- Requirement -
Below are the records; pull every line that includes "يحتمل".

- Material provided -
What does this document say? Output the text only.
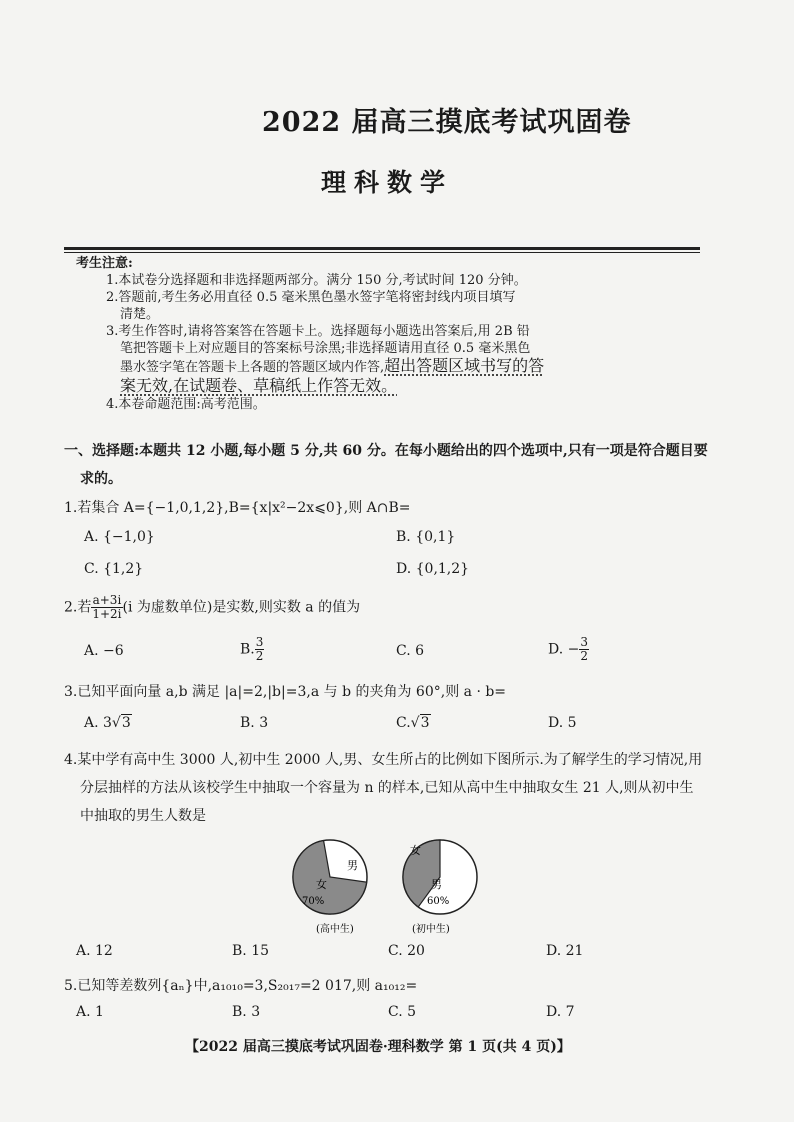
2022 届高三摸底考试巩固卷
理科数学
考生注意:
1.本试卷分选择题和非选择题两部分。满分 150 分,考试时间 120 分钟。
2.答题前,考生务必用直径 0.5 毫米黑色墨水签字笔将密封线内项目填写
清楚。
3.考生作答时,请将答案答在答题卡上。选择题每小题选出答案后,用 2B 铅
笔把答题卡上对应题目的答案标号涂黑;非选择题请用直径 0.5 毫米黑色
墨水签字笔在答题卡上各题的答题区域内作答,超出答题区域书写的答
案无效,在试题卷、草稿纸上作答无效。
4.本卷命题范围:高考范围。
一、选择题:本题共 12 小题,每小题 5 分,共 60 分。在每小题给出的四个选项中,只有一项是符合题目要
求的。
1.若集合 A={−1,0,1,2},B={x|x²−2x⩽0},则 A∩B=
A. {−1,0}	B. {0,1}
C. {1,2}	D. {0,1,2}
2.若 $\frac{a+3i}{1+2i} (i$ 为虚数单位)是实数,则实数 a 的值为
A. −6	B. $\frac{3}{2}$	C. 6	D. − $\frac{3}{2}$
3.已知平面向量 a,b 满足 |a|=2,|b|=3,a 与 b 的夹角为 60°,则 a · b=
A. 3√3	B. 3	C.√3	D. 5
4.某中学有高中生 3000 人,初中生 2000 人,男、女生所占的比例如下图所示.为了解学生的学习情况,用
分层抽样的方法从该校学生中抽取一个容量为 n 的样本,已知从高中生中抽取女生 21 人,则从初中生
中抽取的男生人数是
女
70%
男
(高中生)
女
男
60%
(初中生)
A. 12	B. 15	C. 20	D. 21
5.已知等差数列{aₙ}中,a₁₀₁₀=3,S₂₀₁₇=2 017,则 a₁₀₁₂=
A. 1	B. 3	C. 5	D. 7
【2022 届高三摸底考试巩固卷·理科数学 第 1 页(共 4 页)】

--

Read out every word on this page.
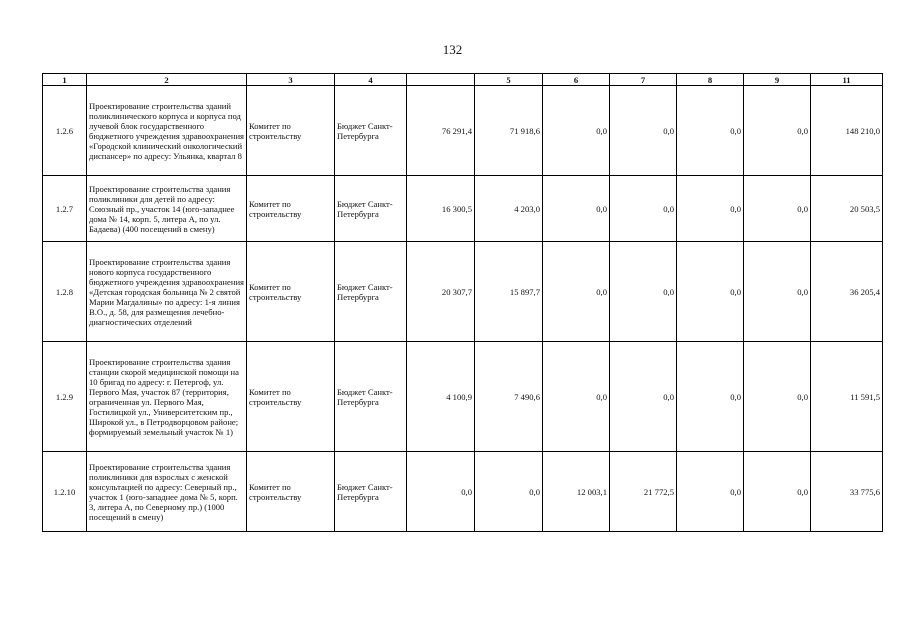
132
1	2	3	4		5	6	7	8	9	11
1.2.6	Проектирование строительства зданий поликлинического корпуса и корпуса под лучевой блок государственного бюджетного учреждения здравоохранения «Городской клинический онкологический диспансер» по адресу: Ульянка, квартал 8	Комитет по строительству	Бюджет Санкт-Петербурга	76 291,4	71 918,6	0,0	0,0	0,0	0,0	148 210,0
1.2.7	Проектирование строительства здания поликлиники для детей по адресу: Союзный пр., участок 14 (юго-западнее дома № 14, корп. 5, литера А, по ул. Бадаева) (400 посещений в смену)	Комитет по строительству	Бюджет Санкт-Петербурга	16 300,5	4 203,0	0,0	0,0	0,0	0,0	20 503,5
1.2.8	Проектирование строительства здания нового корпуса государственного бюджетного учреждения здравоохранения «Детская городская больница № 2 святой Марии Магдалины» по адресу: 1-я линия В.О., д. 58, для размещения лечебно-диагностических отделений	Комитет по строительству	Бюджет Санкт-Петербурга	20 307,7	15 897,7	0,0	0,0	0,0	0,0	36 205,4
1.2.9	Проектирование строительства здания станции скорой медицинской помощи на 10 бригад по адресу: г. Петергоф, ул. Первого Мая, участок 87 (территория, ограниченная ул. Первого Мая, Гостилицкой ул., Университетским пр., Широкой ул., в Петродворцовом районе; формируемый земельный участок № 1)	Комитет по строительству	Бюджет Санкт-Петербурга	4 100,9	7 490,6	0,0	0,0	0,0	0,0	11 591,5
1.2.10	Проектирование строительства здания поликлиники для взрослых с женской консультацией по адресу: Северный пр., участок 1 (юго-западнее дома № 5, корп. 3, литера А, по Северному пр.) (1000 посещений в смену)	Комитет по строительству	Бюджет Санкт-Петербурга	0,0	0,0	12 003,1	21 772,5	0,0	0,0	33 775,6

---

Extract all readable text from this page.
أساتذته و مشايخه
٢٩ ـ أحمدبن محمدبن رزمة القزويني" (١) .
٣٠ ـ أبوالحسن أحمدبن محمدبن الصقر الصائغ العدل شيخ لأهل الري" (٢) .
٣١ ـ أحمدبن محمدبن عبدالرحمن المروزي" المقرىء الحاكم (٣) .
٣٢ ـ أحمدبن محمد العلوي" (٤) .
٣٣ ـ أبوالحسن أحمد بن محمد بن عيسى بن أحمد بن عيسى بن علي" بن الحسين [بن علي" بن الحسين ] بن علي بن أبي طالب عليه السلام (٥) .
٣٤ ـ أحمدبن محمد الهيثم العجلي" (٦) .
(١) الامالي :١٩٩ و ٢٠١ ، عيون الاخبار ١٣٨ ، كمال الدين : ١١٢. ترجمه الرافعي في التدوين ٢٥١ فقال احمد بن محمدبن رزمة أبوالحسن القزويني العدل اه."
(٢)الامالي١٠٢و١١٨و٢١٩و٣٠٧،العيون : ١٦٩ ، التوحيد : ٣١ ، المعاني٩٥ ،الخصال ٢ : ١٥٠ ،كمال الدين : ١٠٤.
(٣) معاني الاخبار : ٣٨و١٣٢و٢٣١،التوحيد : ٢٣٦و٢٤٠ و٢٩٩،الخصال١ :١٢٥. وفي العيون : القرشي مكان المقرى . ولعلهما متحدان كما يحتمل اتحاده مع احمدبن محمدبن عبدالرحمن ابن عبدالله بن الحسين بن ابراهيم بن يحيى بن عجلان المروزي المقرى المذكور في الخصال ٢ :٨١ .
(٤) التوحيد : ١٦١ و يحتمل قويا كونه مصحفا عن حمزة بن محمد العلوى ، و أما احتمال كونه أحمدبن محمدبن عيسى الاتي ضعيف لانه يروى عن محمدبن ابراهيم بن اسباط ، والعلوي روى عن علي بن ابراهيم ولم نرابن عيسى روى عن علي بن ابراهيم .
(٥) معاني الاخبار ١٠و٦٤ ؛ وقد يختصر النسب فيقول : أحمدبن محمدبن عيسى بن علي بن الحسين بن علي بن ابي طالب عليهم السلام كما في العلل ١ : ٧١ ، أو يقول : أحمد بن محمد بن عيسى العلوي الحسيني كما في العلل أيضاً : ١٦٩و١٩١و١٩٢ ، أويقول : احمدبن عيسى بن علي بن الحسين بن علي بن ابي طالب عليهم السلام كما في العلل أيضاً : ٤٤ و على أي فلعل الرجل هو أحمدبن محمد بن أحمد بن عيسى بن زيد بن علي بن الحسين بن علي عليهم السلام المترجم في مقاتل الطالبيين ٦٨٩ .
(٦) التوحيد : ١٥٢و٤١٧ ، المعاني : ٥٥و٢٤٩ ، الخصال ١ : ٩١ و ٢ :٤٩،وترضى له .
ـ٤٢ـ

- Expected answer -
(٣) معاني الاخبار : ٣٨و١٣٢و٢٣١،التوحيد : ٢٣٦و٢٤٠ و٢٩٩،الخصال١ :١٢٥. وفي العيون : القرشي مكان المقرى . ولعلهما متحدان كما يحتمل اتحاده مع احمدبن محمدبن عبدالرحمن ابن عبدالله بن الحسين بن ابراهيم بن يحيى بن عجلان المروزي المقرى المذكور في الخصال ٢ :٨١ .
(٤) التوحيد : ١٦١ و يحتمل قويا كونه مصحفا عن حمزة بن محمد العلوى ، و أما احتمال كونه أحمدبن محمدبن عيسى الاتي ضعيف لانه يروى عن محمدبن ابراهيم بن اسباط ، والعلوي روى عن علي بن ابراهيم ولم نرابن عيسى روى عن علي بن ابراهيم .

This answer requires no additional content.